## Collected data entries
********************

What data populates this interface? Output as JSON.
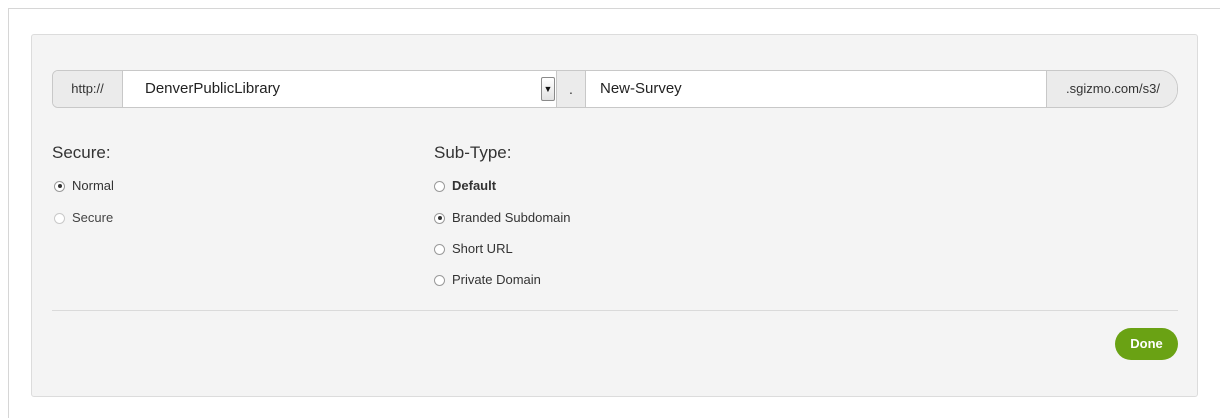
{
  "url_builder": {
    "protocol": "http://",
    "domain_value": "DenverPublicLibrary",
    "separator": ".",
    "path_value": "New-Survey",
    "suffix": ".sgizmo.com/s3/",
    "dropdown_icon": "triangle-down"
  },
  "secure": {
    "heading": "Secure:",
    "options": [
      {
        "label": "Normal",
        "selected": true
      },
      {
        "label": "Secure",
        "selected": false
      }
    ]
  },
  "subtype": {
    "heading": "Sub-Type:",
    "options": [
      {
        "label": "Default",
        "selected": false
      },
      {
        "label": "Branded Subdomain",
        "selected": true
      },
      {
        "label": "Short URL",
        "selected": false
      },
      {
        "label": "Private Domain",
        "selected": false
      }
    ]
  },
  "actions": {
    "done_label": "Done",
    "done_color": "#6aa214"
  }
}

********************

## AIM
Print the records word for word and exclude any picture they hold.

## EXERCISE RESPONSE
What data populates this interface? Output as JSON.
{
  "url_builder": {
    "protocol": "http://",
    "domain_value": "DenverPublicLibrary",
    "separator": ".",
    "path_value": "New-Survey",
    "suffix": ".sgizmo.com/s3/",
    "dropdown_icon": "triangle-down"
  },
  "secure": {
    "heading": "Secure:",
    "options": [
      {
        "label": "Normal",
        "selected": true
      },
      {
        "label": "Secure",
        "selected": false
      }
    ]
  },
  "subtype": {
    "heading": "Sub-Type:",
    "options": [
      {
        "label": "Default",
        "selected": false
      },
      {
        "label": "Branded Subdomain",
        "selected": true
      },
      {
        "label": "Short URL",
        "selected": false
      },
      {
        "label": "Private Domain",
        "selected": false
      }
    ]
  },
  "actions": {
    "done_label": "Done",
    "done_color": "#6aa214"
  }
}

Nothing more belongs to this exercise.